*Required task*.
Retype each record shown below, leaving every character as it is.

=== Dataset extract ===

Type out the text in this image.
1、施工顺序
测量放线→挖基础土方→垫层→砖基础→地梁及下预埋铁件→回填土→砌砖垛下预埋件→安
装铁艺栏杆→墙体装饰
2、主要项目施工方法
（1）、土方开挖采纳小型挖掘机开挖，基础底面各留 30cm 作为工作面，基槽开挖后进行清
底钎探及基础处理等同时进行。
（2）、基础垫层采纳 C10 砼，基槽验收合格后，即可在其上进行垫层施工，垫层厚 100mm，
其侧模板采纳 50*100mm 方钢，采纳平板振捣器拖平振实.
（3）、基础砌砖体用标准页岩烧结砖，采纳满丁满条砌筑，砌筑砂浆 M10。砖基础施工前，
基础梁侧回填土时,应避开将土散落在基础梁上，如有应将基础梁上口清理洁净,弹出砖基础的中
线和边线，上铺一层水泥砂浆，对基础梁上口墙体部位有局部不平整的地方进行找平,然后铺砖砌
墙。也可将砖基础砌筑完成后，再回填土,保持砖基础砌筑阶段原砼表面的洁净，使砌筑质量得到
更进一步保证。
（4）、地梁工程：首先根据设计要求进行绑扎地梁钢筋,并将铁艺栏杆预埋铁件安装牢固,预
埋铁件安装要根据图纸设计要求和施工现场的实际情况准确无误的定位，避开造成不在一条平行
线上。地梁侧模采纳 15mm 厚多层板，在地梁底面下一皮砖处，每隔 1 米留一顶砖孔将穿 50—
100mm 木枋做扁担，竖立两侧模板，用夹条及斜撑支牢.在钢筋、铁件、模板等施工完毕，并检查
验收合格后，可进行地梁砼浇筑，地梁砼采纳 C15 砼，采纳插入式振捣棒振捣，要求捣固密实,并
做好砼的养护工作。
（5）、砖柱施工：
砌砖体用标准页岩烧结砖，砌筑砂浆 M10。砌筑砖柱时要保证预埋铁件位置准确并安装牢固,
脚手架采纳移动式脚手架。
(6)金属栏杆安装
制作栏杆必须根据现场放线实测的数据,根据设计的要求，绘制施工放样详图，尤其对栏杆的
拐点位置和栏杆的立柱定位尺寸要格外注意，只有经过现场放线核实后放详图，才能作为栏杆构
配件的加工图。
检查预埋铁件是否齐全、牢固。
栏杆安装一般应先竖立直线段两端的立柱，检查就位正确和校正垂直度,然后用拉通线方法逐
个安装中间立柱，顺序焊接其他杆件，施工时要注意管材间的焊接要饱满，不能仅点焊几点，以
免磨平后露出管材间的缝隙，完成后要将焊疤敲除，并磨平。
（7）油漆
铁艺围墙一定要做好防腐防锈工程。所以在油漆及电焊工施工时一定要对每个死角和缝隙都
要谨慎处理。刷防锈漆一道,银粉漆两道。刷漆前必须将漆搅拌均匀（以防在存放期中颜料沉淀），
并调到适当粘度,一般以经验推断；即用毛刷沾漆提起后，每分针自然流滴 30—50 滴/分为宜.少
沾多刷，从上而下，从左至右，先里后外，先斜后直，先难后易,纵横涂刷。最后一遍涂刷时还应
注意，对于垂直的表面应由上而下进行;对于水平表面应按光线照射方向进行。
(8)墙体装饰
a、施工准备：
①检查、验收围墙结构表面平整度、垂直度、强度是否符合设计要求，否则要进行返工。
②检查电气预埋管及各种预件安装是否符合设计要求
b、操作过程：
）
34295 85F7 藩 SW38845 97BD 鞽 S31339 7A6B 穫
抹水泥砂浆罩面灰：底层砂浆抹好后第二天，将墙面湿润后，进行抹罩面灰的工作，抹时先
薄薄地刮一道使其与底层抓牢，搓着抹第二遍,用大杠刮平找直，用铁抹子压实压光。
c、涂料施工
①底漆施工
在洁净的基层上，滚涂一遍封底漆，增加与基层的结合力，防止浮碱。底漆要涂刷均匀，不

===

*Exercise solution*.
Type out the text in this image.
1、施工顺序
测量放线→挖基础土方→垫层→砖基础→地梁及下预埋铁件→回填土→砌砖垛下预埋件→安
装铁艺栏杆→墙体装饰
2、主要项目施工方法
（1）、土方开挖采纳小型挖掘机开挖，基础底面各留 30cm 作为工作面，基槽开挖后进行清
底钎探及基础处理等同时进行。
（2）、基础垫层采纳 C10 砼，基槽验收合格后，即可在其上进行垫层施工，垫层厚 100mm，
其侧模板采纳 50*100mm 方钢，采纳平板振捣器拖平振实.
（3）、基础砌砖体用标准页岩烧结砖，采纳满丁满条砌筑，砌筑砂浆 M10。砖基础施工前，
基础梁侧回填土时,应避开将土散落在基础梁上，如有应将基础梁上口清理洁净,弹出砖基础的中
线和边线，上铺一层水泥砂浆，对基础梁上口墙体部位有局部不平整的地方进行找平,然后铺砖砌
墙。也可将砖基础砌筑完成后，再回填土,保持砖基础砌筑阶段原砼表面的洁净，使砌筑质量得到
更进一步保证。
（4）、地梁工程：首先根据设计要求进行绑扎地梁钢筋,并将铁艺栏杆预埋铁件安装牢固,预
埋铁件安装要根据图纸设计要求和施工现场的实际情况准确无误的定位，避开造成不在一条平行
线上。地梁侧模采纳 15mm 厚多层板，在地梁底面下一皮砖处，每隔 1 米留一顶砖孔将穿 50—
100mm 木枋做扁担，竖立两侧模板，用夹条及斜撑支牢.在钢筋、铁件、模板等施工完毕，并检查
验收合格后，可进行地梁砼浇筑，地梁砼采纳 C15 砼，采纳插入式振捣棒振捣，要求捣固密实,并
做好砼的养护工作。
（5）、砖柱施工：
砌砖体用标准页岩烧结砖，砌筑砂浆 M10。砌筑砖柱时要保证预埋铁件位置准确并安装牢固,
脚手架采纳移动式脚手架。
(6)金属栏杆安装
制作栏杆必须根据现场放线实测的数据,根据设计的要求，绘制施工放样详图，尤其对栏杆的
拐点位置和栏杆的立柱定位尺寸要格外注意，只有经过现场放线核实后放详图，才能作为栏杆构
配件的加工图。
检查预埋铁件是否齐全、牢固。
栏杆安装一般应先竖立直线段两端的立柱，检查就位正确和校正垂直度,然后用拉通线方法逐
个安装中间立柱，顺序焊接其他杆件，施工时要注意管材间的焊接要饱满，不能仅点焊几点，以
免磨平后露出管材间的缝隙，完成后要将焊疤敲除，并磨平。
（7）油漆
铁艺围墙一定要做好防腐防锈工程。所以在油漆及电焊工施工时一定要对每个死角和缝隙都
要谨慎处理。刷防锈漆一道,银粉漆两道。刷漆前必须将漆搅拌均匀（以防在存放期中颜料沉淀），
并调到适当粘度,一般以经验推断；即用毛刷沾漆提起后，每分针自然流滴 30—50 滴/分为宜.少
沾多刷，从上而下，从左至右，先里后外，先斜后直，先难后易,纵横涂刷。最后一遍涂刷时还应
注意，对于垂直的表面应由上而下进行;对于水平表面应按光线照射方向进行。
(8)墙体装饰
a、施工准备：
①检查、验收围墙结构表面平整度、垂直度、强度是否符合设计要求，否则要进行返工。
②检查电气预埋管及各种预件安装是否符合设计要求
b、操作过程：
）
34295 85F7 藩 SW38845 97BD 鞽 S31339 7A6B 穫
抹水泥砂浆罩面灰：底层砂浆抹好后第二天，将墙面湿润后，进行抹罩面灰的工作，抹时先
薄薄地刮一道使其与底层抓牢，搓着抹第二遍,用大杠刮平找直，用铁抹子压实压光。
c、涂料施工
①底漆施工
在洁净的基层上，滚涂一遍封底漆，增加与基层的结合力，防止浮碱。底漆要涂刷均匀，不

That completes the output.